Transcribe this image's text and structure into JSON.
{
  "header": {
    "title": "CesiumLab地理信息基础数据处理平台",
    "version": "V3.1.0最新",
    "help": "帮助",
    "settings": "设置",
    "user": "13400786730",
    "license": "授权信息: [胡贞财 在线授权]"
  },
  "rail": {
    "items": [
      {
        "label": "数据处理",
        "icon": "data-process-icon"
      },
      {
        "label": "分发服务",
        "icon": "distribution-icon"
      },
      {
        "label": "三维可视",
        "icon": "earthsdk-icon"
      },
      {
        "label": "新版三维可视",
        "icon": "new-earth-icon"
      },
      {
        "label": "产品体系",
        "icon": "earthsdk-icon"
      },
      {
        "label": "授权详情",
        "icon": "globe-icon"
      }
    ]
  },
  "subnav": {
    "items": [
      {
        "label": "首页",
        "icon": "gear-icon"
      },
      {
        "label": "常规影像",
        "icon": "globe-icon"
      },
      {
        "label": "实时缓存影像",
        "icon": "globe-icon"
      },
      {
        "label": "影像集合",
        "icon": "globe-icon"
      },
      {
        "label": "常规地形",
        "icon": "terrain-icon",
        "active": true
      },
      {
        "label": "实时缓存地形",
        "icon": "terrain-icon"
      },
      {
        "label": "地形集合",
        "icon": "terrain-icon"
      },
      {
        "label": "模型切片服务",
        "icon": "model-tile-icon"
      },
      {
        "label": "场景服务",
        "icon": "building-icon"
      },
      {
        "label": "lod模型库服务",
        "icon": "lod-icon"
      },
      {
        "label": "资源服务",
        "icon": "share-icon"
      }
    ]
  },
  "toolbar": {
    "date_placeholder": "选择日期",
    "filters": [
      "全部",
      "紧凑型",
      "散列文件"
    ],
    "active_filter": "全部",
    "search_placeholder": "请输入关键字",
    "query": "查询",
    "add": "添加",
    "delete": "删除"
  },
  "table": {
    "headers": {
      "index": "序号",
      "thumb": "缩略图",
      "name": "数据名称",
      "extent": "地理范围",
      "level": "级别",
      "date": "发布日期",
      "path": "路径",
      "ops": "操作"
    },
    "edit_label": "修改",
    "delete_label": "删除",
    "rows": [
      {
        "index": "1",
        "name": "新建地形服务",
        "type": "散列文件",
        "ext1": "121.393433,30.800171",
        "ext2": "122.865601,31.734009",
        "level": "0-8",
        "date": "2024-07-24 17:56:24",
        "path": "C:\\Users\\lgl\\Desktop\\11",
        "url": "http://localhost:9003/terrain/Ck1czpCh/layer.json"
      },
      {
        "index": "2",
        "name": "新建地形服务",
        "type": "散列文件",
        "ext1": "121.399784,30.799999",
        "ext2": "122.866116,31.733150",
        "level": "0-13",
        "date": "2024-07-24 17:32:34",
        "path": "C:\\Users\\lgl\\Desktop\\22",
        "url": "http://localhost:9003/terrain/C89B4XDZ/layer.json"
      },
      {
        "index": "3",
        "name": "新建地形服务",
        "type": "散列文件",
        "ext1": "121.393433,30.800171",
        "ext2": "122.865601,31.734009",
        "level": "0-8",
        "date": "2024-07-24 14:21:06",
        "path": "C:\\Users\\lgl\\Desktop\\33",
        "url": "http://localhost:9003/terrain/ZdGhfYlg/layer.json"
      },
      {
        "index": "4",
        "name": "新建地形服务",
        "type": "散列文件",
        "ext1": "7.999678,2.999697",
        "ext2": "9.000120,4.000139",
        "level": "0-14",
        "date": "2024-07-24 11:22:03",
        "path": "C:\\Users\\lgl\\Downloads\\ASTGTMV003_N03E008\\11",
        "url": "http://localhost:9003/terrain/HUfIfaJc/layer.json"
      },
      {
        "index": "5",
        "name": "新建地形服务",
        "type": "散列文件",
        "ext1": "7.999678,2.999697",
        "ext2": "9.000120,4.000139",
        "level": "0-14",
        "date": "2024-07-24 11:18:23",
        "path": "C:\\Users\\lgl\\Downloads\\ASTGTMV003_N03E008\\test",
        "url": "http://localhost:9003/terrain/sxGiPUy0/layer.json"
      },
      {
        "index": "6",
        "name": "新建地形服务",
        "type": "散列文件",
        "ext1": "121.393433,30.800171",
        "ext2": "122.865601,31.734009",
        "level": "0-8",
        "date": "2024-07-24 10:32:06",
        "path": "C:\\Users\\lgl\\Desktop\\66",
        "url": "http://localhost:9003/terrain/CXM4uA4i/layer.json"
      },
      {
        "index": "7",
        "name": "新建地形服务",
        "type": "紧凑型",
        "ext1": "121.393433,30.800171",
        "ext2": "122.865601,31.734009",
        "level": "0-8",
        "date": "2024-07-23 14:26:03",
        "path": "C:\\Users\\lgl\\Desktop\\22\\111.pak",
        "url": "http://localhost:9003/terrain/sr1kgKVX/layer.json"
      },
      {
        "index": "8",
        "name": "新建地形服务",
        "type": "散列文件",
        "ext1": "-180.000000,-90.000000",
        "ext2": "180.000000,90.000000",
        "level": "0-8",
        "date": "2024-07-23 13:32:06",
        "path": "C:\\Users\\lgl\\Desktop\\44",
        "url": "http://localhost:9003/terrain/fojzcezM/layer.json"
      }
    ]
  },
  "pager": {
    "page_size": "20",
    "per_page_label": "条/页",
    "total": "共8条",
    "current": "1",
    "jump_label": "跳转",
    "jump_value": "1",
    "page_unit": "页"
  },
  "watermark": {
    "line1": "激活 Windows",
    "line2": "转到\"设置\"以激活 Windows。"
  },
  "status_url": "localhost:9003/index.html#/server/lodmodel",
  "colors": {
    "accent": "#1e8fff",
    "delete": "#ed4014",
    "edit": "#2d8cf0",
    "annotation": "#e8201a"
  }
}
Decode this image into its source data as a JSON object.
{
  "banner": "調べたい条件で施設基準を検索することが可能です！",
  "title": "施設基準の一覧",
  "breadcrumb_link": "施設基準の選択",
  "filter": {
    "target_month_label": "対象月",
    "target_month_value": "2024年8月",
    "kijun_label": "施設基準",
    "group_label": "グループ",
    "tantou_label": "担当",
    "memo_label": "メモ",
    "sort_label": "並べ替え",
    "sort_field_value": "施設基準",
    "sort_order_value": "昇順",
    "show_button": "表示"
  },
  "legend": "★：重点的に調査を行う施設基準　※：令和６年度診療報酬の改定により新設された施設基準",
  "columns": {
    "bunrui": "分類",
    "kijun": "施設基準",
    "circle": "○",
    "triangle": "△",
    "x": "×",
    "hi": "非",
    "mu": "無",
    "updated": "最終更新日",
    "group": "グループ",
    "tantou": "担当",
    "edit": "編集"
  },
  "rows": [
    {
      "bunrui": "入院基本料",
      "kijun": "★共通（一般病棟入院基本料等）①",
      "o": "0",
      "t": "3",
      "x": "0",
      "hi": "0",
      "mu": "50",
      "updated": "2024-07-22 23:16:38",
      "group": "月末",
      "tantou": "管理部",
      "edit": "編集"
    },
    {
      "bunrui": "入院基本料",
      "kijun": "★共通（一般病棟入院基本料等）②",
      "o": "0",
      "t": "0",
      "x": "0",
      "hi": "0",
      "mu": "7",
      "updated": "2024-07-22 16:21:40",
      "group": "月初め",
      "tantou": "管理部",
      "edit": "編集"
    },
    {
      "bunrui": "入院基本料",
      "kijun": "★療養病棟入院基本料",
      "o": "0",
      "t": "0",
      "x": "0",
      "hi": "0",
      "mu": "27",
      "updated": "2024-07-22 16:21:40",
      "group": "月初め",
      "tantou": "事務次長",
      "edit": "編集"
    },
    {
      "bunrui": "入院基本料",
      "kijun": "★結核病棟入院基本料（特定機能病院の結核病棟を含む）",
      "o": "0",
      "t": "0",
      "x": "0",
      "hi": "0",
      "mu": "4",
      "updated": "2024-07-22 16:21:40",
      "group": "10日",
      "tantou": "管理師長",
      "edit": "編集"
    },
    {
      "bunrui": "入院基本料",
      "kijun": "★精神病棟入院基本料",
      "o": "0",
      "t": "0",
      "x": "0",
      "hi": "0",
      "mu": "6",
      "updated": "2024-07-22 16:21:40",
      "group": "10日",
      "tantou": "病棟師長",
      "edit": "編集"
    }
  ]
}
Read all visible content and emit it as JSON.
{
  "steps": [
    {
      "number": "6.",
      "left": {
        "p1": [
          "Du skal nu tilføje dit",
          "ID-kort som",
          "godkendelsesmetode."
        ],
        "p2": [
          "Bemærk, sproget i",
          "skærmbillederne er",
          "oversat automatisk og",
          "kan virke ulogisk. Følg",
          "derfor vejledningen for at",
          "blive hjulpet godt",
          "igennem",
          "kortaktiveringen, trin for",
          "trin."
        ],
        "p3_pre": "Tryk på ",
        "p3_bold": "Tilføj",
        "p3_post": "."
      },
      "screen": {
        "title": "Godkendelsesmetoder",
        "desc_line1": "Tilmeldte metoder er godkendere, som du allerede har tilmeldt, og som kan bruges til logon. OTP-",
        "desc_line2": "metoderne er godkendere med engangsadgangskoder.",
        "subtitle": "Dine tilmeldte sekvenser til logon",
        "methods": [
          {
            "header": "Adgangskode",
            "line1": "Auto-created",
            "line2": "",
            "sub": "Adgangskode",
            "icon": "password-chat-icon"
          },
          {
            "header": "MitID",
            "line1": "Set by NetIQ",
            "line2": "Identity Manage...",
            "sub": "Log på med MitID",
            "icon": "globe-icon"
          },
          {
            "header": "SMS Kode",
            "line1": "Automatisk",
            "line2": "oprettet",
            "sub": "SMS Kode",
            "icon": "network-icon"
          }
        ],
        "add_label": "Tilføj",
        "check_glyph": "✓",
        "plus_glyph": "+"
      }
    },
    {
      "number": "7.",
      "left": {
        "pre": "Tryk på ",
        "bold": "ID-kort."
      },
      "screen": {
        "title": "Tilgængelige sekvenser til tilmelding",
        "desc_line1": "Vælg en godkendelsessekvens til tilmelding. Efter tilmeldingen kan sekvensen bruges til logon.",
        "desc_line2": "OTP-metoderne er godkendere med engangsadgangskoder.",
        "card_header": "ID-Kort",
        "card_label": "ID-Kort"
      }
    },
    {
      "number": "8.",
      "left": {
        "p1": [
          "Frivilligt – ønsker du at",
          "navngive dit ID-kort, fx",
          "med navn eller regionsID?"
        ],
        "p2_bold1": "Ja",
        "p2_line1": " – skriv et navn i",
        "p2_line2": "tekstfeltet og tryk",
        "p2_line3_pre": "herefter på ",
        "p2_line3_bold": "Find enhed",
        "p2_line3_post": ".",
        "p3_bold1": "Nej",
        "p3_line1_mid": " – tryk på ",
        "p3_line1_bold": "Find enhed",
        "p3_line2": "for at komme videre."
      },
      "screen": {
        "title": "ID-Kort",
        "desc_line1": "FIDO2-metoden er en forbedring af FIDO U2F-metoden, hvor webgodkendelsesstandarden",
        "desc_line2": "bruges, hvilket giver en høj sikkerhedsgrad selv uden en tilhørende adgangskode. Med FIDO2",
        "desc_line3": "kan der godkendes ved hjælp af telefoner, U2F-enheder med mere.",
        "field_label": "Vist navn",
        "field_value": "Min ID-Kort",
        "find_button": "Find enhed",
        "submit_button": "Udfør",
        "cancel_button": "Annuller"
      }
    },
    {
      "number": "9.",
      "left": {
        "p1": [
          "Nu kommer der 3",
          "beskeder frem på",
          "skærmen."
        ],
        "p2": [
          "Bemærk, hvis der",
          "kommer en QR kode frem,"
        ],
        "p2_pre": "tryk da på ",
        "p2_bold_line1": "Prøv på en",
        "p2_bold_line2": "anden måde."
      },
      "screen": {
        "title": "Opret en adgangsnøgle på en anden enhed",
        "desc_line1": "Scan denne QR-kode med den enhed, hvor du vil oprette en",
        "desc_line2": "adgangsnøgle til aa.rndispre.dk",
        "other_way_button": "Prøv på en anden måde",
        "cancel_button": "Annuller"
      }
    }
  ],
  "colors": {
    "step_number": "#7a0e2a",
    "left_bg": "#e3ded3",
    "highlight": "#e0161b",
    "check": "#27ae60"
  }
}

§ EXERCISE PROMPT
Identify the lines in the entries above that contain "metoderne", then copy them out.

§ WRITTEN REPLY
        "desc_line2": "metoderne er godkendere med engangsadgangskoder.",
        "desc_line2": "OTP-metoderne er godkendere med engangsadgangskoder.",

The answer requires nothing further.